Stored entries:

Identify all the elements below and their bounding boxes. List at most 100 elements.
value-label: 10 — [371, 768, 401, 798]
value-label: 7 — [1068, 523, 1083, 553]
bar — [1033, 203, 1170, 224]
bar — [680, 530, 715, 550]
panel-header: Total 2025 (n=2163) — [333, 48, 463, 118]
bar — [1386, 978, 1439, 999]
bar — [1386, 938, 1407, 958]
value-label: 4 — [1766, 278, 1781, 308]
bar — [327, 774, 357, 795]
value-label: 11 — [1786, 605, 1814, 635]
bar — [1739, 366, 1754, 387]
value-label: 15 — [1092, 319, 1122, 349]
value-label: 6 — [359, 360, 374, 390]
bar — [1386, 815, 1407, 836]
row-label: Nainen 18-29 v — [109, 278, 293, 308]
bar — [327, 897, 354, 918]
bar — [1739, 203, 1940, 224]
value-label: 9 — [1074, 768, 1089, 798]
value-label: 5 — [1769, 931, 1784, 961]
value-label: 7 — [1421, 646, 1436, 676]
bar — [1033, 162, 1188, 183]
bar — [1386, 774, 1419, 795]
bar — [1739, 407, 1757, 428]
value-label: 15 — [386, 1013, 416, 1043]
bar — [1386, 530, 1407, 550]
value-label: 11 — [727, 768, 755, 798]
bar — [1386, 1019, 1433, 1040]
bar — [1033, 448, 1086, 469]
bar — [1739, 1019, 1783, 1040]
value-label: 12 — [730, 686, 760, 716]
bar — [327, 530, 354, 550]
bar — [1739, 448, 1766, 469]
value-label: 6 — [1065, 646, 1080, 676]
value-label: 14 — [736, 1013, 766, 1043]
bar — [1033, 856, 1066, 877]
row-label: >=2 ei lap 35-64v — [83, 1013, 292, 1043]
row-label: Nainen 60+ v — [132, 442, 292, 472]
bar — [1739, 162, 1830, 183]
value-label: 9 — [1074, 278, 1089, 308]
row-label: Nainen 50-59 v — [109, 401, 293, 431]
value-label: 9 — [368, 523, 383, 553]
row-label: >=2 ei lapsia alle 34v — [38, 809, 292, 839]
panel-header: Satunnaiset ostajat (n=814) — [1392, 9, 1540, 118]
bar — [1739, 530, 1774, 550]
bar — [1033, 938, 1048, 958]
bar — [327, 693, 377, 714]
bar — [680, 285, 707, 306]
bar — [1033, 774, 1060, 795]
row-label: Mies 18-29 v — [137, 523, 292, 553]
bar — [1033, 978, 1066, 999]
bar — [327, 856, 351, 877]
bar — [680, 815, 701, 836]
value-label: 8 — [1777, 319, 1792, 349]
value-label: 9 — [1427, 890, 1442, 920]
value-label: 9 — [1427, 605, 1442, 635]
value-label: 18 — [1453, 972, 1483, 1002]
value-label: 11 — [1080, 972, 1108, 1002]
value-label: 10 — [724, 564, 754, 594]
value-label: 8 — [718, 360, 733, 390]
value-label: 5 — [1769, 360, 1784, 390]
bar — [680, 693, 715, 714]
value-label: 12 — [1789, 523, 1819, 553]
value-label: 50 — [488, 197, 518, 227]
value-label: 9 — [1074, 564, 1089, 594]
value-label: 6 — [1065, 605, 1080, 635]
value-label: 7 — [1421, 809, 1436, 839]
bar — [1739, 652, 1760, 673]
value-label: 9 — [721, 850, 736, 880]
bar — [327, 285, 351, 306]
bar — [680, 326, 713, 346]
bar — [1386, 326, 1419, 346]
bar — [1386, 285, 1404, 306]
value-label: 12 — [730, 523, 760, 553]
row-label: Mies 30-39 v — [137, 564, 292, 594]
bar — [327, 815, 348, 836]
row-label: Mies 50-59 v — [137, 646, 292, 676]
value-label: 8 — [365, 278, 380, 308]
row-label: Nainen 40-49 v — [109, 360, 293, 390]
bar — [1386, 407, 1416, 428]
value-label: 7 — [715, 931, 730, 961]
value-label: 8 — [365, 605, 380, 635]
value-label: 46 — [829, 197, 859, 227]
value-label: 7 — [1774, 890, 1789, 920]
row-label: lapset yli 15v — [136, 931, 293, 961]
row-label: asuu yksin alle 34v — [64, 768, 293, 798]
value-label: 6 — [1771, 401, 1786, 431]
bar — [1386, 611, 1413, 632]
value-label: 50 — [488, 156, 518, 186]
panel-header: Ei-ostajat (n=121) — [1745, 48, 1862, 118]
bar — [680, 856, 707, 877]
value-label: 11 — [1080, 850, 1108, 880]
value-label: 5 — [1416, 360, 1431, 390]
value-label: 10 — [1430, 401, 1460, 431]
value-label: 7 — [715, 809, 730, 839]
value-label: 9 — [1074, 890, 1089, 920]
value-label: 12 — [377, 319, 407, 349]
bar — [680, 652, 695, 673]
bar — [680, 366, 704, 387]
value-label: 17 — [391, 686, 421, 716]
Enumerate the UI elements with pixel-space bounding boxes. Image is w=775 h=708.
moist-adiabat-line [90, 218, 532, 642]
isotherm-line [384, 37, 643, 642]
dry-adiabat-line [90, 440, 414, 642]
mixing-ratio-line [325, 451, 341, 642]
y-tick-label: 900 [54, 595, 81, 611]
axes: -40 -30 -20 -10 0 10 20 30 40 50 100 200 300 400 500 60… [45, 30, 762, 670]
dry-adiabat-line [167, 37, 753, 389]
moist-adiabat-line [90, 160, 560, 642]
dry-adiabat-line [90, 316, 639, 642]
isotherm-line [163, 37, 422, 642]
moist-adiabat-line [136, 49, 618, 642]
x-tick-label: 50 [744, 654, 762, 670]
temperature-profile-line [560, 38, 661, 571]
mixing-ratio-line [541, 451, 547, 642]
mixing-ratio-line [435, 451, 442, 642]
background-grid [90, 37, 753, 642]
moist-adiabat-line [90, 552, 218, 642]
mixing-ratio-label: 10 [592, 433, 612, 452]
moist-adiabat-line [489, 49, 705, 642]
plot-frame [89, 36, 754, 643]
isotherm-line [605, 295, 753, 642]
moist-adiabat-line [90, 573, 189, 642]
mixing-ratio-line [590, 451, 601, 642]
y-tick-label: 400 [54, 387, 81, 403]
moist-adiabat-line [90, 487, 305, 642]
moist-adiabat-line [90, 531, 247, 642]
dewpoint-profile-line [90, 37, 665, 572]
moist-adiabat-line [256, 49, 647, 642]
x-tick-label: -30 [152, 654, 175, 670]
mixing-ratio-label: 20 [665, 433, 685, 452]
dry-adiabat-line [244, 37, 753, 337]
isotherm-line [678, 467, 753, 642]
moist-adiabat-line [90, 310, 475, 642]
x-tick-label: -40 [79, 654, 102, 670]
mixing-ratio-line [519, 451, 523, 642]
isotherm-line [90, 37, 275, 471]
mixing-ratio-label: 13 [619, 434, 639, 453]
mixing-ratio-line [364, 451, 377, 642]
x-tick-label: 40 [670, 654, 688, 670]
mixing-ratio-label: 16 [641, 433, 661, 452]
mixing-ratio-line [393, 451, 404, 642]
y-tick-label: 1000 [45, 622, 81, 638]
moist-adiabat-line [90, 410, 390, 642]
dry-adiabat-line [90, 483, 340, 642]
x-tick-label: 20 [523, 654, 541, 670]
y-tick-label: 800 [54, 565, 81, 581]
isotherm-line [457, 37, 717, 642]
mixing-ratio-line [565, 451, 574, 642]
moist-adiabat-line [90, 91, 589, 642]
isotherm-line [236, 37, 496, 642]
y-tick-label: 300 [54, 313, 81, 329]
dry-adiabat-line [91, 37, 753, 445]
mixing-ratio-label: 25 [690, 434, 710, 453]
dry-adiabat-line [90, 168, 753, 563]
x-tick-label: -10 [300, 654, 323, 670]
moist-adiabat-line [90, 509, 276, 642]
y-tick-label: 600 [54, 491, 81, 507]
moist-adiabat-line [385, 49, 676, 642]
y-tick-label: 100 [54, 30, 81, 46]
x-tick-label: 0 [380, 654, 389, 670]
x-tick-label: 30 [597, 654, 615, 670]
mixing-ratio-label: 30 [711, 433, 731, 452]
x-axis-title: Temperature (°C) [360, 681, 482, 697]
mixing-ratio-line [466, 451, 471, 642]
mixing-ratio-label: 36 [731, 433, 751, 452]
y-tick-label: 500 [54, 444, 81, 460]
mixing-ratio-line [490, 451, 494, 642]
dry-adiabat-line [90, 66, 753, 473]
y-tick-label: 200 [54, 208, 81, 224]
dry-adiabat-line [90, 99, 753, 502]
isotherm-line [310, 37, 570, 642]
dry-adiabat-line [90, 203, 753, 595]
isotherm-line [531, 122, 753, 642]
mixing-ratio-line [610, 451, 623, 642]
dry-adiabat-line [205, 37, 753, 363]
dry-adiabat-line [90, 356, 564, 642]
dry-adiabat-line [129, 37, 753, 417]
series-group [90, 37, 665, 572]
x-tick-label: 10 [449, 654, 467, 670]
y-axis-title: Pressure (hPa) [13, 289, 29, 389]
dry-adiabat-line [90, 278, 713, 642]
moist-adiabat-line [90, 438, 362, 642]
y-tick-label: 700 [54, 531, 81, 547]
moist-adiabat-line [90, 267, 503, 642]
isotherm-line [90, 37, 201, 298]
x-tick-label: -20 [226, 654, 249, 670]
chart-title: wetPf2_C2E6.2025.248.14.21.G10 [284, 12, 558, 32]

# Task details
Return every line above that contains the string "header". Case counts.

# The answer
panel-header: Total 2025 (n=2163) — [333, 48, 463, 118]
panel-header: Satunnaiset ostajat (n=814) — [1392, 9, 1540, 118]
panel-header: Ei-ostajat (n=121) — [1745, 48, 1862, 118]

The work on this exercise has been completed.